### Task objective
All records must be quoted exactly. Omit the pictures.

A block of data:
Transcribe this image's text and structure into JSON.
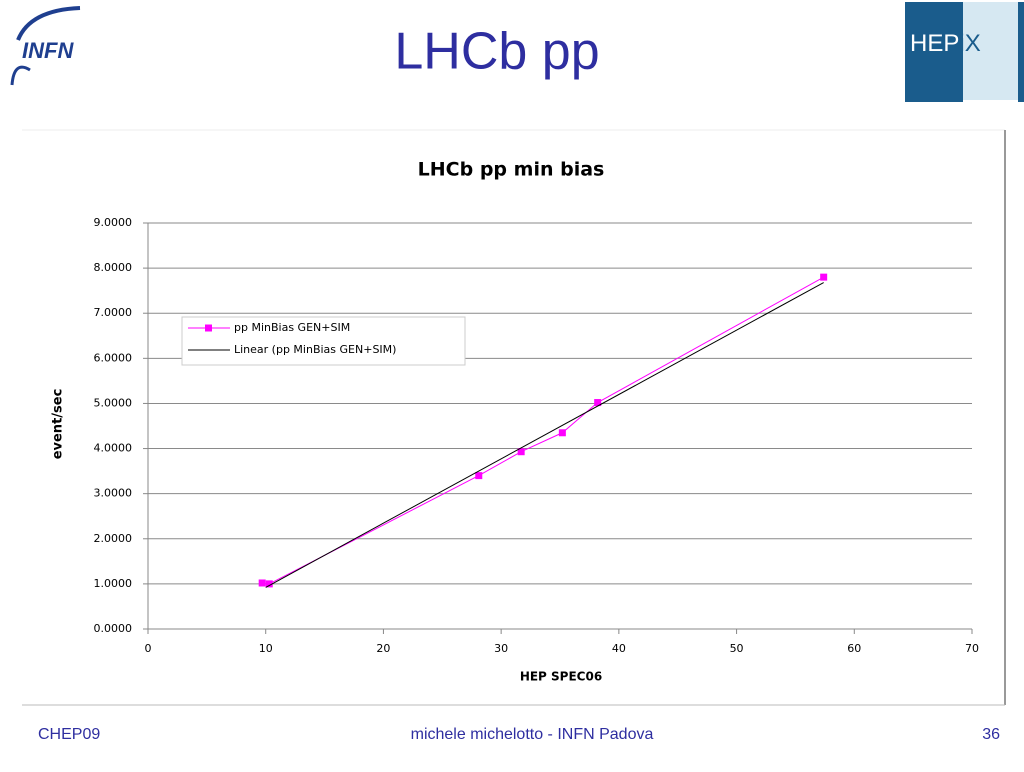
{
  "header": {
    "title": "LHCb pp",
    "logo_left": "INFN",
    "logo_right": [
      "HEP",
      "iX"
    ]
  },
  "footer": {
    "left": "CHEP09",
    "center": "michele michelotto - INFN Padova",
    "page": "36"
  },
  "chart_data": {
    "type": "line",
    "title": "LHCb pp  min bias",
    "x_label": "HEP SPEC06",
    "y_label": "event/sec",
    "series": [
      {
        "name": "pp MinBias GEN+SIM",
        "color": "#ff00ff",
        "marker": "square",
        "x": [
          9.7,
          10.3,
          28.1,
          31.7,
          35.2,
          38.2,
          57.4
        ],
        "values": [
          1.02,
          1.0,
          3.4,
          3.93,
          4.35,
          5.02,
          7.8
        ]
      },
      {
        "name": "Linear (pp MinBias GEN+SIM)",
        "color": "#000000",
        "marker": "none",
        "x": [
          10,
          57.4
        ],
        "values": [
          0.92,
          7.68
        ]
      }
    ],
    "xlim": [
      0,
      70
    ],
    "xticks": [
      0,
      10,
      20,
      30,
      40,
      50,
      60,
      70
    ],
    "ylim": [
      0,
      9
    ],
    "yticks": [
      {
        "value": 0,
        "label": "0.0000"
      },
      {
        "value": 1,
        "label": "1.0000"
      },
      {
        "value": 2,
        "label": "2.0000"
      },
      {
        "value": 3,
        "label": "3.0000"
      },
      {
        "value": 4,
        "label": "4.0000"
      },
      {
        "value": 5,
        "label": "5.0000"
      },
      {
        "value": 6,
        "label": "6.0000"
      },
      {
        "value": 7,
        "label": "7.0000"
      },
      {
        "value": 8,
        "label": "8.0000"
      },
      {
        "value": 9,
        "label": "9.0000"
      }
    ],
    "grid": true,
    "legend": "upper left"
  }
}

### Solved problem
Transcribe this image's text and structure into JSON.
{
  "header": {
    "title": "LHCb pp",
    "logo_left": "INFN",
    "logo_right": [
      "HEP",
      "iX"
    ]
  },
  "footer": {
    "left": "CHEP09",
    "center": "michele michelotto - INFN Padova",
    "page": "36"
  },
  "chart_data": {
    "type": "line",
    "title": "LHCb pp  min bias",
    "x_label": "HEP SPEC06",
    "y_label": "event/sec",
    "series": [
      {
        "name": "pp MinBias GEN+SIM",
        "color": "#ff00ff",
        "marker": "square",
        "x": [
          9.7,
          10.3,
          28.1,
          31.7,
          35.2,
          38.2,
          57.4
        ],
        "values": [
          1.02,
          1.0,
          3.4,
          3.93,
          4.35,
          5.02,
          7.8
        ]
      },
      {
        "name": "Linear (pp MinBias GEN+SIM)",
        "color": "#000000",
        "marker": "none",
        "x": [
          10,
          57.4
        ],
        "values": [
          0.92,
          7.68
        ]
      }
    ],
    "xlim": [
      0,
      70
    ],
    "xticks": [
      0,
      10,
      20,
      30,
      40,
      50,
      60,
      70
    ],
    "ylim": [
      0,
      9
    ],
    "yticks": [
      {
        "value": 0,
        "label": "0.0000"
      },
      {
        "value": 1,
        "label": "1.0000"
      },
      {
        "value": 2,
        "label": "2.0000"
      },
      {
        "value": 3,
        "label": "3.0000"
      },
      {
        "value": 4,
        "label": "4.0000"
      },
      {
        "value": 5,
        "label": "5.0000"
      },
      {
        "value": 6,
        "label": "6.0000"
      },
      {
        "value": 7,
        "label": "7.0000"
      },
      {
        "value": 8,
        "label": "8.0000"
      },
      {
        "value": 9,
        "label": "9.0000"
      }
    ],
    "grid": true,
    "legend": "upper left"
  }
}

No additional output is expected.